▶ [Task description]
Count the lines containing "products" in the entries underneath, and state that count without anything else.
· · · · ·
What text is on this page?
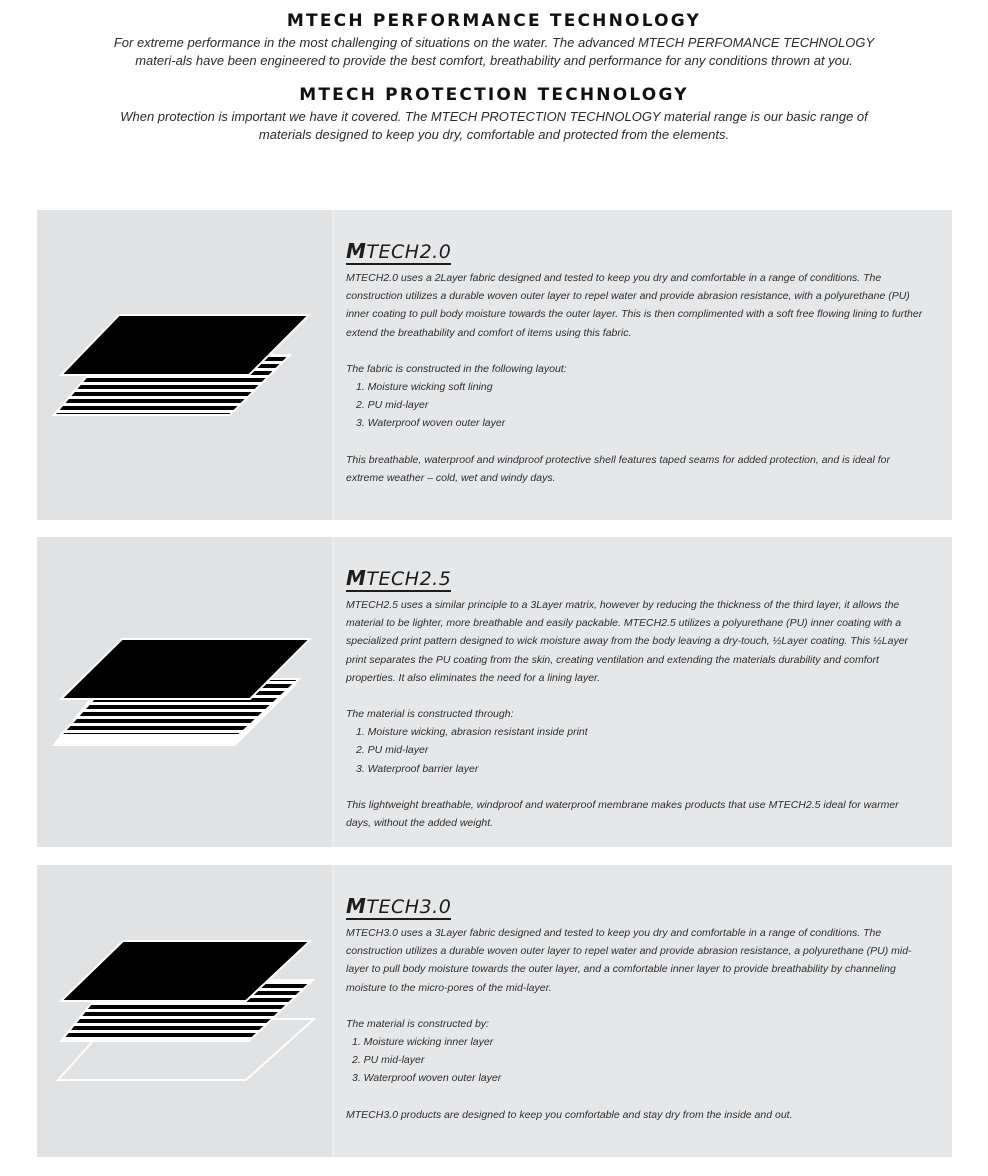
MTECH PERFORMANCE TECHNOLOGY

For extreme performance in the most challenging of situations on the water. The advanced MTECH PERFOMANCE TECHNOLOGY materi-als have been engineered to provide the best comfort, breathability and performance for any conditions thrown at you.

MTECH PROTECTION TECHNOLOGY

When protection is important we have it covered. The MTECH PROTECTION TECHNOLOGY material range is our basic range of materials designed to keep you dry, comfortable and protected from the elements.

MTECH2.0

MTECH2.0 uses a 2Layer fabric designed and tested to keep you dry and comfortable in a range of conditions. The construction utilizes a durable woven outer layer to repel water and provide abrasion resistance, with a polyurethane (PU) inner coating to pull body moisture towards the outer layer. This is then complimented with a soft free flowing lining to further extend the breathability and comfort of items using this fabric.

The fabric is constructed in the following layout:

1. Moisture wicking soft lining
2. PU mid-layer
3. Waterproof woven outer layer

This breathable, waterproof and windproof protective shell features taped seams for added protection, and is ideal for extreme weather – cold, wet and windy days.

MTECH2.5

MTECH2.5 uses a similar principle to a 3Layer matrix, however by reducing the thickness of the third layer, it allows the material to be lighter, more breathable and easily packable. MTECH2.5 utilizes a polyurethane (PU) inner coating with a specialized print pattern designed to wick moisture away from the body leaving a dry-touch, ½Layer coating. This ½Layer print separates the PU coating from the skin, creating ventilation and extending the materials durability and comfort properties. It also eliminates the need for a lining layer.

The material is constructed through:

1. Moisture wicking, abrasion resistant inside print
2. PU mid-layer
3. Waterproof barrier layer

This lightweight breathable, windproof and waterproof membrane makes products that use MTECH2.5 ideal for warmer days, without the added weight.

MTECH3.0

MTECH3.0 uses a 3Layer fabric designed and tested to keep you dry and comfortable in a range of conditions. The construction utilizes a durable woven outer layer to repel water and provide abrasion resistance, a polyurethane (PU) mid-layer to pull body moisture towards the outer layer, and a comfortable inner layer to provide breathability by channeling moisture to the micro-pores of the mid-layer.

The material is constructed by:

1. Moisture wicking inner layer
2. PU mid-layer
3. Waterproof woven outer layer

MTECH3.0 products are designed to keep you comfortable and stay dry from the inside and out.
· · · · ·
▶ [Result of this exercise]
2